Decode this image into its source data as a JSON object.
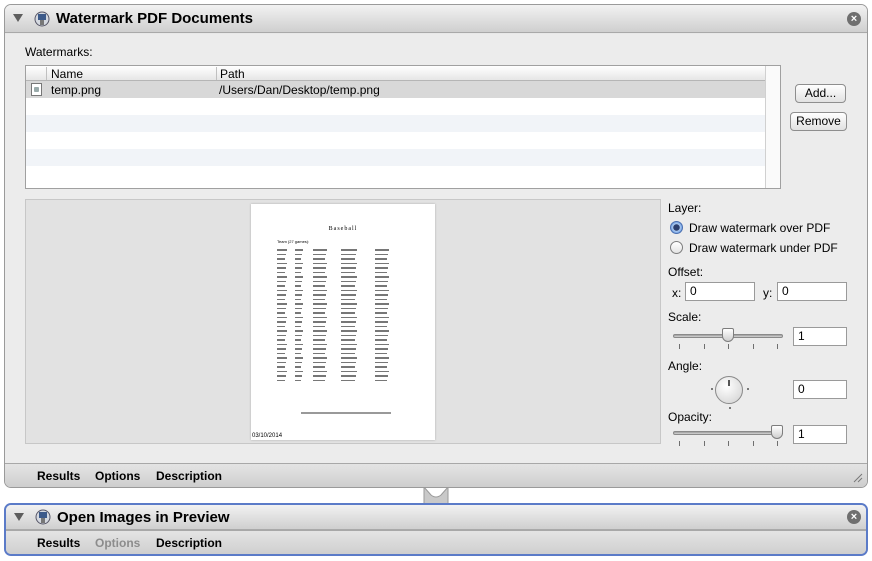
{
  "action1": {
    "title": "Watermark PDF Documents",
    "watermarks_label": "Watermarks:",
    "columns": [
      "Name",
      "Path"
    ],
    "rows": [
      {
        "name": "temp.png",
        "path": "/Users/Dan/Desktop/temp.png"
      }
    ],
    "add_label": "Add...",
    "remove_label": "Remove",
    "preview": {
      "doc_title": "Baseball",
      "doc_subtitle": "Team (27 games):",
      "date": "03/10/2014"
    },
    "layer_label": "Layer:",
    "layer_options": [
      "Draw watermark over PDF",
      "Draw watermark under PDF"
    ],
    "layer_selected": 0,
    "offset_label": "Offset:",
    "x_label": "x:",
    "x_value": "0",
    "y_label": "y:",
    "y_value": "0",
    "scale_label": "Scale:",
    "scale_value": "1",
    "scale_slider_fraction": 0.5,
    "angle_label": "Angle:",
    "angle_value": "0",
    "opacity_label": "Opacity:",
    "opacity_value": "1",
    "opacity_slider_fraction": 1.0,
    "tabs": [
      "Results",
      "Options",
      "Description"
    ]
  },
  "action2": {
    "title": "Open Images in Preview",
    "tabs": [
      "Results",
      "Options",
      "Description"
    ],
    "options_disabled": true
  },
  "colors": {
    "selection_border": "#5b7bc8",
    "selected_row": "#d8d8d8"
  },
  "icons": [
    "automator-icon",
    "close-icon",
    "disclosure-triangle-icon",
    "file-icon",
    "resize-grip-icon"
  ]
}
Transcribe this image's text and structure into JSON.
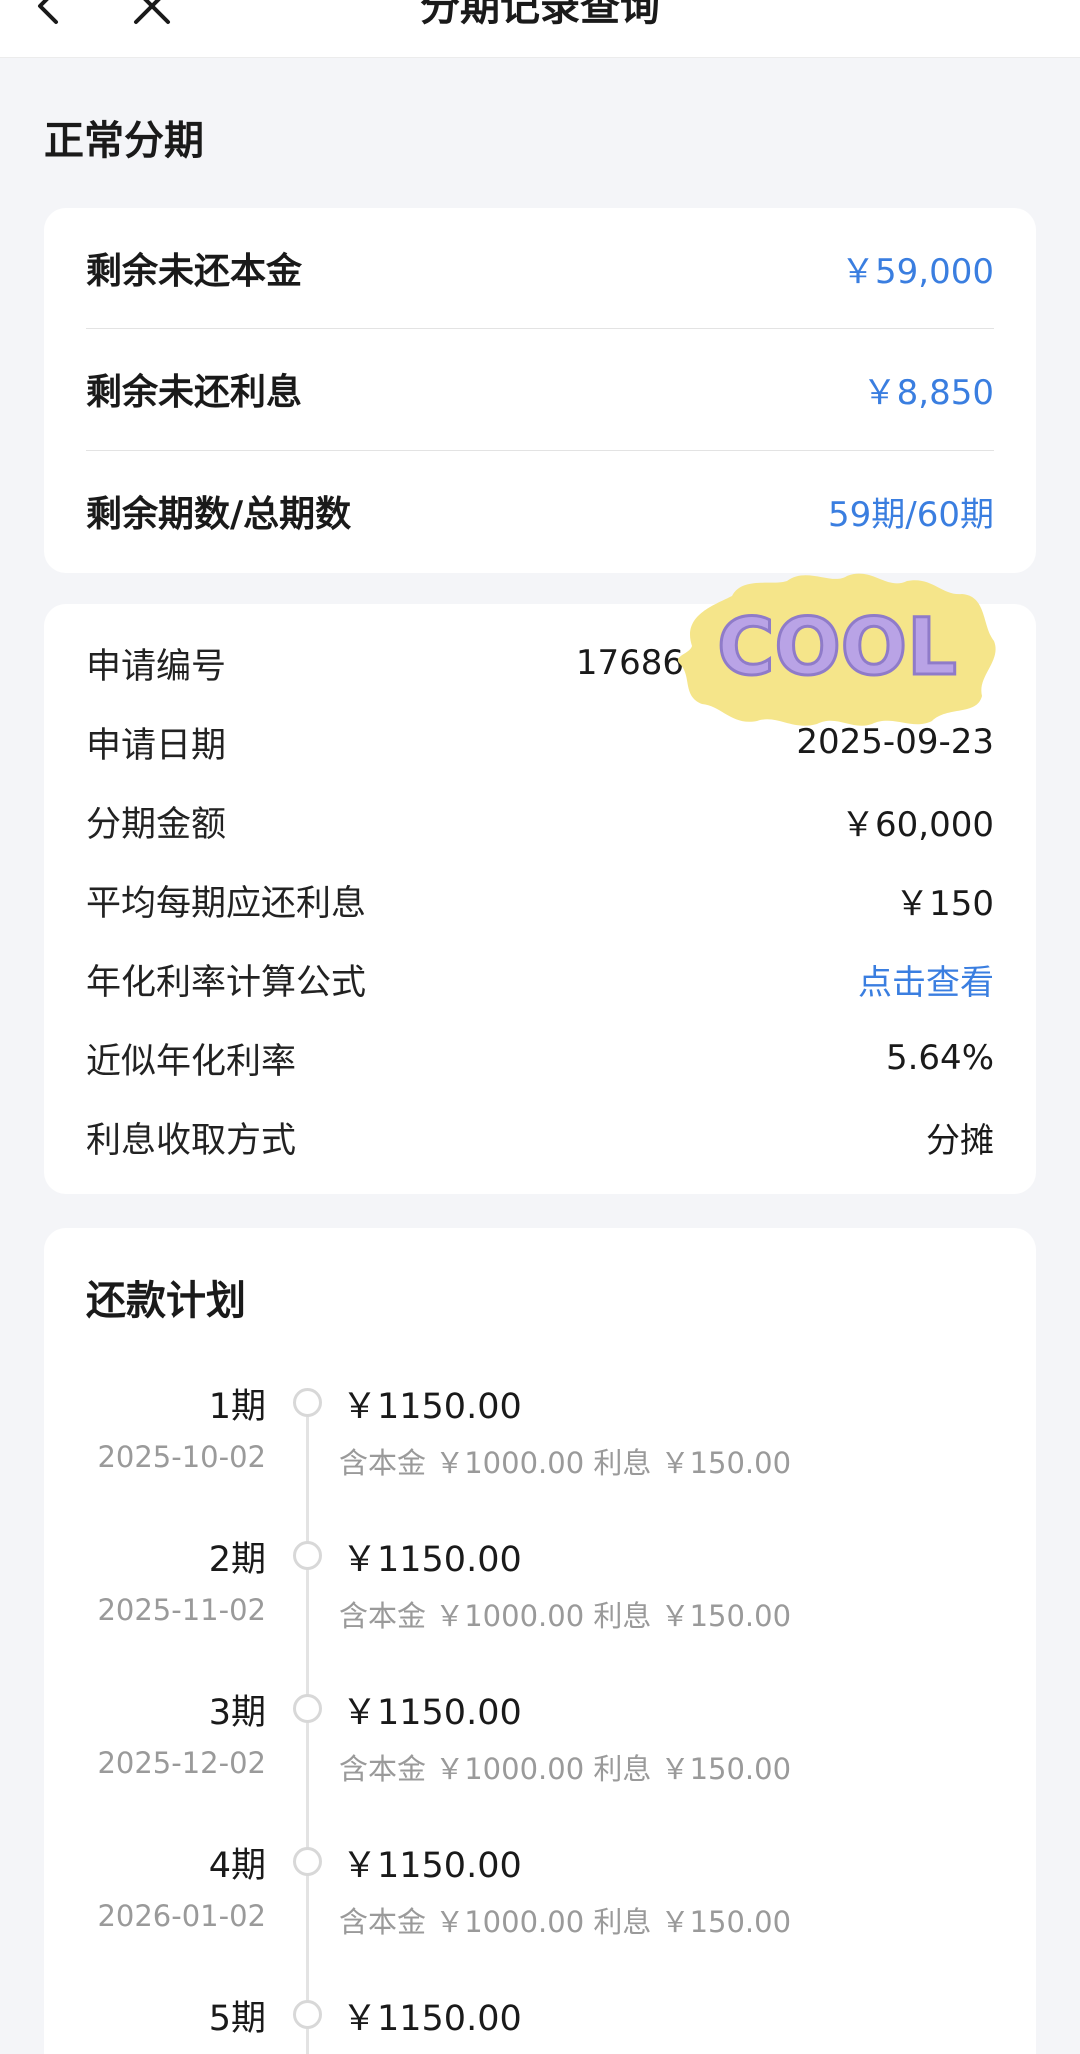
{
  "nav": {
    "title": "分期记录查询"
  },
  "section_title": "正常分期",
  "summary": [
    {
      "label": "剩余未还本金",
      "value": "￥59,000"
    },
    {
      "label": "剩余未还利息",
      "value": "￥8,850"
    },
    {
      "label": "剩余期数/总期数",
      "value": "59期/60期"
    }
  ],
  "info": [
    {
      "label": "申请编号",
      "value": "17686",
      "link": false
    },
    {
      "label": "申请日期",
      "value": "2025-09-23",
      "link": false
    },
    {
      "label": "分期金额",
      "value": "￥60,000",
      "link": false
    },
    {
      "label": "平均每期应还利息",
      "value": "￥150",
      "link": false
    },
    {
      "label": "年化利率计算公式",
      "value": "点击查看",
      "link": true
    },
    {
      "label": "近似年化利率",
      "value": "5.64%",
      "link": false
    },
    {
      "label": "利息收取方式",
      "value": "分摊",
      "link": false
    }
  ],
  "sticker_text": "COOL",
  "plan": {
    "title": "还款计划",
    "items": [
      {
        "period": "1期",
        "date": "2025-10-02",
        "amount": "￥1150.00",
        "detail": "含本金 ￥1000.00 利息 ￥150.00"
      },
      {
        "period": "2期",
        "date": "2025-11-02",
        "amount": "￥1150.00",
        "detail": "含本金 ￥1000.00 利息 ￥150.00"
      },
      {
        "period": "3期",
        "date": "2025-12-02",
        "amount": "￥1150.00",
        "detail": "含本金 ￥1000.00 利息 ￥150.00"
      },
      {
        "period": "4期",
        "date": "2026-01-02",
        "amount": "￥1150.00",
        "detail": "含本金 ￥1000.00 利息 ￥150.00"
      },
      {
        "period": "5期",
        "date": "",
        "amount": "￥1150.00",
        "detail": ""
      }
    ]
  },
  "colors": {
    "accent": "#3a7ee0",
    "muted": "#9a9a9a",
    "background": "#f4f5f8"
  }
}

Challenge:
Write the entries above out in full, exactly, with no images.

Task output:
Decode this image into its source data as a JSON object.
{
  "action1": {
    "title": "Watermark PDF Documents",
    "watermarks_label": "Watermarks:",
    "columns": [
      "Name",
      "Path"
    ],
    "rows": [
      {
        "name": "temp.png",
        "path": "/Users/Dan/Desktop/temp.png"
      }
    ],
    "add_label": "Add...",
    "remove_label": "Remove",
    "preview": {
      "doc_title": "Baseball",
      "doc_subtitle": "Team (27 games):",
      "date": "03/10/2014"
    },
    "layer_label": "Layer:",
    "layer_options": [
      "Draw watermark over PDF",
      "Draw watermark under PDF"
    ],
    "layer_selected": 0,
    "offset_label": "Offset:",
    "x_label": "x:",
    "x_value": "0",
    "y_label": "y:",
    "y_value": "0",
    "scale_label": "Scale:",
    "scale_value": "1",
    "scale_slider_fraction": 0.5,
    "angle_label": "Angle:",
    "angle_value": "0",
    "opacity_label": "Opacity:",
    "opacity_value": "1",
    "opacity_slider_fraction": 1.0,
    "tabs": [
      "Results",
      "Options",
      "Description"
    ]
  },
  "action2": {
    "title": "Open Images in Preview",
    "tabs": [
      "Results",
      "Options",
      "Description"
    ],
    "options_disabled": true
  },
  "colors": {
    "selection_border": "#5b7bc8",
    "selected_row": "#d8d8d8"
  },
  "icons": [
    "automator-icon",
    "close-icon",
    "disclosure-triangle-icon",
    "file-icon",
    "resize-grip-icon"
  ]
}
Transcribe this image's text and structure into JSON.
{
  "nav": {
    "title": "分期记录查询"
  },
  "section_title": "正常分期",
  "summary": [
    {
      "label": "剩余未还本金",
      "value": "￥59,000"
    },
    {
      "label": "剩余未还利息",
      "value": "￥8,850"
    },
    {
      "label": "剩余期数/总期数",
      "value": "59期/60期"
    }
  ],
  "info": [
    {
      "label": "申请编号",
      "value": "17686",
      "link": false
    },
    {
      "label": "申请日期",
      "value": "2025-09-23",
      "link": false
    },
    {
      "label": "分期金额",
      "value": "￥60,000",
      "link": false
    },
    {
      "label": "平均每期应还利息",
      "value": "￥150",
      "link": false
    },
    {
      "label": "年化利率计算公式",
      "value": "点击查看",
      "link": true
    },
    {
      "label": "近似年化利率",
      "value": "5.64%",
      "link": false
    },
    {
      "label": "利息收取方式",
      "value": "分摊",
      "link": false
    }
  ],
  "sticker_text": "COOL",
  "plan": {
    "title": "还款计划",
    "items": [
      {
        "period": "1期",
        "date": "2025-10-02",
        "amount": "￥1150.00",
        "detail": "含本金 ￥1000.00 利息 ￥150.00"
      },
      {
        "period": "2期",
        "date": "2025-11-02",
        "amount": "￥1150.00",
        "detail": "含本金 ￥1000.00 利息 ￥150.00"
      },
      {
        "period": "3期",
        "date": "2025-12-02",
        "amount": "￥1150.00",
        "detail": "含本金 ￥1000.00 利息 ￥150.00"
      },
      {
        "period": "4期",
        "date": "2026-01-02",
        "amount": "￥1150.00",
        "detail": "含本金 ￥1000.00 利息 ￥150.00"
      },
      {
        "period": "5期",
        "date": "",
        "amount": "￥1150.00",
        "detail": ""
      }
    ]
  },
  "colors": {
    "accent": "#3a7ee0",
    "muted": "#9a9a9a",
    "background": "#f4f5f8"
  }
}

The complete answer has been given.